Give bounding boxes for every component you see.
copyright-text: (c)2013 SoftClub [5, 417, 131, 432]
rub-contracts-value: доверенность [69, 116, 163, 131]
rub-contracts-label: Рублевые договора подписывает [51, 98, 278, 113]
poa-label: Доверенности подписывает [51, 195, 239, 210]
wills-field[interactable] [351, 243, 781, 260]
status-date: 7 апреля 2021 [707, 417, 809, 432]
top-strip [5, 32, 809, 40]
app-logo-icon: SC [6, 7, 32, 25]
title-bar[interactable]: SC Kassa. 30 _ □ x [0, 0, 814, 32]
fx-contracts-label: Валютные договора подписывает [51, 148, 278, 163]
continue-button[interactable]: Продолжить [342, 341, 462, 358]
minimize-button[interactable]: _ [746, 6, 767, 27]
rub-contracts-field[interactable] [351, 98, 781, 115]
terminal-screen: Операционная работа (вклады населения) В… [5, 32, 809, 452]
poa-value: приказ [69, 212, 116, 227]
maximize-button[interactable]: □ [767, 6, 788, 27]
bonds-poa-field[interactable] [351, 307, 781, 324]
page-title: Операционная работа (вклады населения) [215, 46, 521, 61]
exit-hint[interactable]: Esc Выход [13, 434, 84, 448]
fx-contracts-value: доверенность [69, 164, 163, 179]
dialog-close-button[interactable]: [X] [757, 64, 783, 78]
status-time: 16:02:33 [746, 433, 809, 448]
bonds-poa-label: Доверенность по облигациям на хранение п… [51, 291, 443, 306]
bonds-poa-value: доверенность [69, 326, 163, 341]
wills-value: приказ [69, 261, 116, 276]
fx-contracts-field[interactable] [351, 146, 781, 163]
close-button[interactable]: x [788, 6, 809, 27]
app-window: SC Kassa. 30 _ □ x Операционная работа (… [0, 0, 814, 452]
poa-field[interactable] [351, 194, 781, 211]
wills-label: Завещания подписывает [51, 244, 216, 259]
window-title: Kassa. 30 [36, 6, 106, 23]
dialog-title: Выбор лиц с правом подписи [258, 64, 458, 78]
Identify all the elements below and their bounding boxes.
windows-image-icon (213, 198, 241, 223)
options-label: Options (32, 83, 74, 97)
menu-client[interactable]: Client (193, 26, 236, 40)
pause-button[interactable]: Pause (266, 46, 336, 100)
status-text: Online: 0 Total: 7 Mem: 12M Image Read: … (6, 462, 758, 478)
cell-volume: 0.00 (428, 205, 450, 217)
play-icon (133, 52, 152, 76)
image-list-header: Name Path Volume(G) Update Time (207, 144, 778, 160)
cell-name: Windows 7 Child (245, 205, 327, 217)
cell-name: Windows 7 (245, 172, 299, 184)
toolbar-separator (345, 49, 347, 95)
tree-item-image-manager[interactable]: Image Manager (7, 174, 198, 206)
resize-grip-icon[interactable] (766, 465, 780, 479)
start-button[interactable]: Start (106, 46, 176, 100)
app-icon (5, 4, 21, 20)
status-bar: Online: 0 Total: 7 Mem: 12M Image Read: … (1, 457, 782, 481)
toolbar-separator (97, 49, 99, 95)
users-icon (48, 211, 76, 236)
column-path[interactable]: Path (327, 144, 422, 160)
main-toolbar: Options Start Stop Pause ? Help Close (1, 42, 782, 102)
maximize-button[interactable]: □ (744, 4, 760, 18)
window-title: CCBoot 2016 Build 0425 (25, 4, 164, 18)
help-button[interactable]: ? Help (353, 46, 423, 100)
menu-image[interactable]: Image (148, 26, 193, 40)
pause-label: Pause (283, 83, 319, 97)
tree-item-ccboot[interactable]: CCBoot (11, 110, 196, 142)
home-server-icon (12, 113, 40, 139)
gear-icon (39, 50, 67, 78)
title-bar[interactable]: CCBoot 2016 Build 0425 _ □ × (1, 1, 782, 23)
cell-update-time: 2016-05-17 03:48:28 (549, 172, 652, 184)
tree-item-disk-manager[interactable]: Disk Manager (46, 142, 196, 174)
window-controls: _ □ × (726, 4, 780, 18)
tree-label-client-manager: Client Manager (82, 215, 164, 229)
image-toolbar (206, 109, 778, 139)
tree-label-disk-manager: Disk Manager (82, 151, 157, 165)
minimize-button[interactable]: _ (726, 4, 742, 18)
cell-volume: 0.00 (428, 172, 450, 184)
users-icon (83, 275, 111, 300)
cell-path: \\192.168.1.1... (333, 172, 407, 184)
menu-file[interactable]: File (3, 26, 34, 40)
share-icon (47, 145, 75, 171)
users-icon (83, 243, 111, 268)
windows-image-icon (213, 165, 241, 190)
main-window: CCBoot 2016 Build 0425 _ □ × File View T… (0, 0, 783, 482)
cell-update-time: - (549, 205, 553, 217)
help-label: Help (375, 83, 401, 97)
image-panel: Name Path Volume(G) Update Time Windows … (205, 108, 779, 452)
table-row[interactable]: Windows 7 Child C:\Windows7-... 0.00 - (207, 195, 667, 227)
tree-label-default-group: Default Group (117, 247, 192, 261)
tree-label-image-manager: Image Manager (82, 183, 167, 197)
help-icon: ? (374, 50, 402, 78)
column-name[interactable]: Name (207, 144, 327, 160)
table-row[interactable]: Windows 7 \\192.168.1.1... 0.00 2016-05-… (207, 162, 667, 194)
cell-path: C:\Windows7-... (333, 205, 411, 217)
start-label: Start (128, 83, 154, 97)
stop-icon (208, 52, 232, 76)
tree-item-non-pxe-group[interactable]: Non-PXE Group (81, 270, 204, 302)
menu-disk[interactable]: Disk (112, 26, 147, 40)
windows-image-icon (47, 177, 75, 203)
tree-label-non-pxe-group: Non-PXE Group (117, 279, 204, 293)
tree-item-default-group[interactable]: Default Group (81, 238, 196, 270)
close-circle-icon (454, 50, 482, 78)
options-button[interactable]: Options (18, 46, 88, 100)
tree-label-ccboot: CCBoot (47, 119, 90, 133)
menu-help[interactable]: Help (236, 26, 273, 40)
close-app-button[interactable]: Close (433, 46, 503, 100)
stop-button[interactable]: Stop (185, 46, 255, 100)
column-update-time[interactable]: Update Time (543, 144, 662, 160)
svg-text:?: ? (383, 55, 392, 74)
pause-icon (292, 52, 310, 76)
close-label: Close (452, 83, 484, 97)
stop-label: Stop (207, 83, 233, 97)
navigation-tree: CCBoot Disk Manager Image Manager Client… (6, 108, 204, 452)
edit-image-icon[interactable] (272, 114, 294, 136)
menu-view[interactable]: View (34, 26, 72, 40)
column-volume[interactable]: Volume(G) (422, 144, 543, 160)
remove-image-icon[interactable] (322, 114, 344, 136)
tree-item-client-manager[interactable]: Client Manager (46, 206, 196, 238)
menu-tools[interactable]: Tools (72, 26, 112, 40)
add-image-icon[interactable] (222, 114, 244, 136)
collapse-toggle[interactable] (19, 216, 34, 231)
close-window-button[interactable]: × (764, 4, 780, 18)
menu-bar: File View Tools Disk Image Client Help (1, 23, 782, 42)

_ _ _ _ _

### SET TASK
Copy out every line of the items above, character for character, without changing anything.

### EXERCISE RESULT
Give bounding boxes for every component you see.
copyright-text: (c)2013 SoftClub [5, 417, 131, 432]
rub-contracts-value: доверенность [69, 116, 163, 131]
rub-contracts-label: Рублевые договора подписывает [51, 98, 278, 113]
poa-label: Доверенности подписывает [51, 195, 239, 210]
wills-field[interactable] [351, 243, 781, 260]
status-date: 7 апреля 2021 [707, 417, 809, 432]
top-strip [5, 32, 809, 40]
app-logo-icon: SC [6, 7, 32, 25]
title-bar[interactable]: SC Kassa. 30 _ □ x [0, 0, 814, 32]
fx-contracts-label: Валютные договора подписывает [51, 148, 278, 163]
continue-button[interactable]: Продолжить [342, 341, 462, 358]
minimize-button[interactable]: _ [746, 6, 767, 27]
rub-contracts-field[interactable] [351, 98, 781, 115]
terminal-screen: Операционная работа (вклады населения) В… [5, 32, 809, 452]
poa-value: приказ [69, 212, 116, 227]
maximize-button[interactable]: □ [767, 6, 788, 27]
bonds-poa-field[interactable] [351, 307, 781, 324]
page-title: Операционная работа (вклады населения) [215, 46, 521, 61]
exit-hint[interactable]: Esc Выход [13, 434, 84, 448]
fx-contracts-value: доверенность [69, 164, 163, 179]
dialog-close-button[interactable]: [X] [757, 64, 783, 78]
status-time: 16:02:33 [746, 433, 809, 448]
bonds-poa-label: Доверенность по облигациям на хранение п… [51, 291, 443, 306]
bonds-poa-value: доверенность [69, 326, 163, 341]
wills-value: приказ [69, 261, 116, 276]
fx-contracts-field[interactable] [351, 146, 781, 163]
close-button[interactable]: x [788, 6, 809, 27]
app-window: SC Kassa. 30 _ □ x Операционная работа (… [0, 0, 814, 452]
poa-field[interactable] [351, 194, 781, 211]
wills-label: Завещания подписывает [51, 244, 216, 259]
window-title: Kassa. 30 [36, 6, 106, 23]
dialog-title: Выбор лиц с правом подписи [258, 64, 458, 78]
Identify all the elements below and their bounding boxes.
windows-image-icon (213, 198, 241, 223)
options-label: Options (32, 83, 74, 97)
menu-client[interactable]: Client (193, 26, 236, 40)
pause-button[interactable]: Pause (266, 46, 336, 100)
status-text: Online: 0 Total: 7 Mem: 12M Image Read: … (6, 462, 758, 478)
cell-volume: 0.00 (428, 205, 450, 217)
play-icon (133, 52, 152, 76)
image-list-header: Name Path Volume(G) Update Time (207, 144, 778, 160)
cell-name: Windows 7 Child (245, 205, 327, 217)
cell-name: Windows 7 (245, 172, 299, 184)
toolbar-separator (345, 49, 347, 95)
tree-item-image-manager[interactable]: Image Manager (7, 174, 198, 206)
resize-grip-icon[interactable] (766, 465, 780, 479)
start-button[interactable]: Start (106, 46, 176, 100)
app-icon (5, 4, 21, 20)
status-bar: Online: 0 Total: 7 Mem: 12M Image Read: … (1, 457, 782, 481)
toolbar-separator (97, 49, 99, 95)
users-icon (48, 211, 76, 236)
column-path[interactable]: Path (327, 144, 422, 160)
main-toolbar: Options Start Stop Pause ? Help Close (1, 42, 782, 102)
maximize-button[interactable]: □ (744, 4, 760, 18)
window-title: CCBoot 2016 Build 0425 (25, 4, 164, 18)
help-button[interactable]: ? Help (353, 46, 423, 100)
menu-image[interactable]: Image (148, 26, 193, 40)
pause-label: Pause (283, 83, 319, 97)
tree-item-ccboot[interactable]: CCBoot (11, 110, 196, 142)
home-server-icon (12, 113, 40, 139)
gear-icon (39, 50, 67, 78)
title-bar[interactable]: CCBoot 2016 Build 0425 _ □ × (1, 1, 782, 23)
cell-update-time: 2016-05-17 03:48:28 (549, 172, 652, 184)
tree-item-disk-manager[interactable]: Disk Manager (46, 142, 196, 174)
window-controls: _ □ × (726, 4, 780, 18)
tree-label-client-manager: Client Manager (82, 215, 164, 229)
image-toolbar (206, 109, 778, 139)
tree-label-disk-manager: Disk Manager (82, 151, 157, 165)
minimize-button[interactable]: _ (726, 4, 742, 18)
cell-volume: 0.00 (428, 172, 450, 184)
users-icon (83, 275, 111, 300)
cell-path: \\192.168.1.1... (333, 172, 407, 184)
menu-file[interactable]: File (3, 26, 34, 40)
share-icon (47, 145, 75, 171)
users-icon (83, 243, 111, 268)
windows-image-icon (213, 165, 241, 190)
main-window: CCBoot 2016 Build 0425 _ □ × File View T… (0, 0, 783, 482)
cell-update-time: - (549, 205, 553, 217)
help-label: Help (375, 83, 401, 97)
image-panel: Name Path Volume(G) Update Time Windows … (205, 108, 779, 452)
table-row[interactable]: Windows 7 Child C:\Windows7-... 0.00 - (207, 195, 667, 227)
tree-label-default-group: Default Group (117, 247, 192, 261)
tree-label-image-manager: Image Manager (82, 183, 167, 197)
help-icon: ? (374, 50, 402, 78)
column-name[interactable]: Name (207, 144, 327, 160)
table-row[interactable]: Windows 7 \\192.168.1.1... 0.00 2016-05-… (207, 162, 667, 194)
cell-path: C:\Windows7-... (333, 205, 411, 217)
start-label: Start (128, 83, 154, 97)
stop-icon (208, 52, 232, 76)
tree-item-non-pxe-group[interactable]: Non-PXE Group (81, 270, 204, 302)
menu-disk[interactable]: Disk (112, 26, 147, 40)
windows-image-icon (47, 177, 75, 203)
tree-label-non-pxe-group: Non-PXE Group (117, 279, 204, 293)
tree-item-default-group[interactable]: Default Group (81, 238, 196, 270)
close-circle-icon (454, 50, 482, 78)
options-button[interactable]: Options (18, 46, 88, 100)
tree-label-ccboot: CCBoot (47, 119, 90, 133)
menu-help[interactable]: Help (236, 26, 273, 40)
close-app-button[interactable]: Close (433, 46, 503, 100)
stop-button[interactable]: Stop (185, 46, 255, 100)
column-update-time[interactable]: Update Time (543, 144, 662, 160)
svg-text:?: ? (383, 55, 392, 74)
pause-icon (292, 52, 310, 76)
close-label: Close (452, 83, 484, 97)
stop-label: Stop (207, 83, 233, 97)
navigation-tree: CCBoot Disk Manager Image Manager Client… (6, 108, 204, 452)
edit-image-icon[interactable] (272, 114, 294, 136)
menu-view[interactable]: View (34, 26, 72, 40)
column-volume[interactable]: Volume(G) (422, 144, 543, 160)
remove-image-icon[interactable] (322, 114, 344, 136)
tree-item-client-manager[interactable]: Client Manager (46, 206, 196, 238)
menu-tools[interactable]: Tools (72, 26, 112, 40)
add-image-icon[interactable] (222, 114, 244, 136)
collapse-toggle[interactable] (19, 216, 34, 231)
close-window-button[interactable]: × (764, 4, 780, 18)
menu-bar: File View Tools Disk Image Client Help (1, 23, 782, 42)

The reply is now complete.